出題内容 1 ▸
記事の中で、「それから」の主人公の名前は何と書かれていますか。

記事 ▸
- - - - -

日々の寝言~Daily Nonsense~

夏目漱石「それから」

Kindle で、「門」に続いて、
順番を遡って「それから」を読み返している。

夏休みの課題図書のようだ。

まだ途中なのだが、こちらはやはり
「門」よりもだいぶ楽しめる。
漱石の筆の乗りも良いと思う。

かなり凝った心理描写や、
文明批評、風刺なども効いていて、
漱石らしい考え方があちこちに
披露されている。

それにしても、主人公代助の
高等遊民ぶりはなかなかうらやましい。

人間の本来は、芸術などの自由な精神活動にあり、
食うために働くのは、必要からしかたなくやる下賤なこと、
というのは、半分賛成のような、反対のような・・・

まぁ、嫌なことを我慢して働かなくてよいなら、
そのほうがよいとは思う。

でも、全然働かないのは
生きがいのようなものがないだろう。

- - - - -

[コレクションの保存項目]
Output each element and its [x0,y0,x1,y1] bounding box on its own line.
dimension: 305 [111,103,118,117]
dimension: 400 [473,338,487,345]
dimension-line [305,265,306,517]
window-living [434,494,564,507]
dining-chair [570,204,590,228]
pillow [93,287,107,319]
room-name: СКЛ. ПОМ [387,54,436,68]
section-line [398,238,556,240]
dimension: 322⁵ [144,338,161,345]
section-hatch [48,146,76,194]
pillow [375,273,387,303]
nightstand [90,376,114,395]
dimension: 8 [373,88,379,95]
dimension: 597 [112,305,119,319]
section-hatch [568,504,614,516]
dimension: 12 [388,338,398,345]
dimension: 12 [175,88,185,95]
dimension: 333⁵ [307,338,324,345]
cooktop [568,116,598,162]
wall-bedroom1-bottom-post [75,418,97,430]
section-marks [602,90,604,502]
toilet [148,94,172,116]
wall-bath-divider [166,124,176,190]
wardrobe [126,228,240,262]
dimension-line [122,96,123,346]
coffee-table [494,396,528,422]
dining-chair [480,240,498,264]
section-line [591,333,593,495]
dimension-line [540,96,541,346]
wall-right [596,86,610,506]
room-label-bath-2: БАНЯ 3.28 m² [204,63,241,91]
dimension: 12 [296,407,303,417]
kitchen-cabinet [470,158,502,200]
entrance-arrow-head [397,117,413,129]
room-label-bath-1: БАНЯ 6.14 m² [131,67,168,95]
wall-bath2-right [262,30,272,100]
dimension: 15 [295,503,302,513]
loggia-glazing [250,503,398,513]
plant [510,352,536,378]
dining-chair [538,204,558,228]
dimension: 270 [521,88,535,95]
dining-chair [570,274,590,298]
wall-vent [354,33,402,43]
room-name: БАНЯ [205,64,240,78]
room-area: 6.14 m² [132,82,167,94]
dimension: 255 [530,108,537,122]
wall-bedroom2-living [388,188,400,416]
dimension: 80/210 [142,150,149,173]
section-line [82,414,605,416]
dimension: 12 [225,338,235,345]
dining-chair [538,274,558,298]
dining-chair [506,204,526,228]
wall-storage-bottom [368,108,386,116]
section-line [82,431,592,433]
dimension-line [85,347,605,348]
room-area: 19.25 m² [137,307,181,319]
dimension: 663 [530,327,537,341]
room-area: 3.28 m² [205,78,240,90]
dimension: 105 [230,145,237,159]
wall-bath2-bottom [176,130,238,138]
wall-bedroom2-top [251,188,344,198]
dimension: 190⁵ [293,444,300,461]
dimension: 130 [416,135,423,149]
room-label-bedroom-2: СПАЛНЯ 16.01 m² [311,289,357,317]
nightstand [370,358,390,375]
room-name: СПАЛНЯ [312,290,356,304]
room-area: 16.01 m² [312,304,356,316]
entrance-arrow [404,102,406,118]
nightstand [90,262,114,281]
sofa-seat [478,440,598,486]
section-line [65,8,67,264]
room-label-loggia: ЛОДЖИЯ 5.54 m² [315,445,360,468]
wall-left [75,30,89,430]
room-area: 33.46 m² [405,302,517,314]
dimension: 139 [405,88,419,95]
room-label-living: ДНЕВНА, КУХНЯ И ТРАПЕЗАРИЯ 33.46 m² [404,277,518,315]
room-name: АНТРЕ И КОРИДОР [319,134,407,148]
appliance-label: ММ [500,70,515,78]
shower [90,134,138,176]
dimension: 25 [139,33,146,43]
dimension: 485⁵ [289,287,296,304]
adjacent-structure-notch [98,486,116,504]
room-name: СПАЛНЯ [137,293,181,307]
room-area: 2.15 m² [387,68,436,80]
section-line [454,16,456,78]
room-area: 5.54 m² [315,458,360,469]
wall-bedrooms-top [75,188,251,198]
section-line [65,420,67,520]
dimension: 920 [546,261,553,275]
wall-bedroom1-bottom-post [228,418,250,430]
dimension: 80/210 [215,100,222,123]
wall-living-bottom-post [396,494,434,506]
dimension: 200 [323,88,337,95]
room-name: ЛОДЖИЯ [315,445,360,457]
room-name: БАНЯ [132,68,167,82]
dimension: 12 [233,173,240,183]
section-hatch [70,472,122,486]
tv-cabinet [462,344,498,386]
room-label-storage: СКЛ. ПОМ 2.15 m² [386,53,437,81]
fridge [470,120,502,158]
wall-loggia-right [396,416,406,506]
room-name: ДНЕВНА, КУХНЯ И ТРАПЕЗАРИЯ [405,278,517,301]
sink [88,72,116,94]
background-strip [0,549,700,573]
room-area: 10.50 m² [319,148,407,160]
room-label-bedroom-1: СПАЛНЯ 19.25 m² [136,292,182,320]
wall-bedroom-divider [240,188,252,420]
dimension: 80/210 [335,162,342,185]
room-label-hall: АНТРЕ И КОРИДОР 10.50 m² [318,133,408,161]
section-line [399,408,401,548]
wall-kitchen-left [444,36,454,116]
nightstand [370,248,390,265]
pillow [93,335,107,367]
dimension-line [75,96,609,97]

- - - - -

出題内容 2 ▸
リストの先頭から「wall-bedroom1-bottom-post [75,418,97,430]」を含む行まで(両端を含む)をすべて、「pillow」を「cushion」に置き換えたうえで書き出してください。それ以外の部分は変えず、その範囲の行だけを示してください。

解答 1 ▸
代助

解答 2 ▸
Output each element and its [x0,y0,x1,y1] bounding box on its own line.
dimension: 305 [111,103,118,117]
dimension: 400 [473,338,487,345]
dimension-line [305,265,306,517]
window-living [434,494,564,507]
dining-chair [570,204,590,228]
cushion [93,287,107,319]
room-name: СКЛ. ПОМ [387,54,436,68]
section-line [398,238,556,240]
dimension: 322⁵ [144,338,161,345]
section-hatch [48,146,76,194]
cushion [375,273,387,303]
nightstand [90,376,114,395]
dimension: 8 [373,88,379,95]
dimension: 597 [112,305,119,319]
section-hatch [568,504,614,516]
dimension: 12 [388,338,398,345]
dimension: 12 [175,88,185,95]
dimension: 333⁵ [307,338,324,345]
cooktop [568,116,598,162]
wall-bedroom1-bottom-post [75,418,97,430]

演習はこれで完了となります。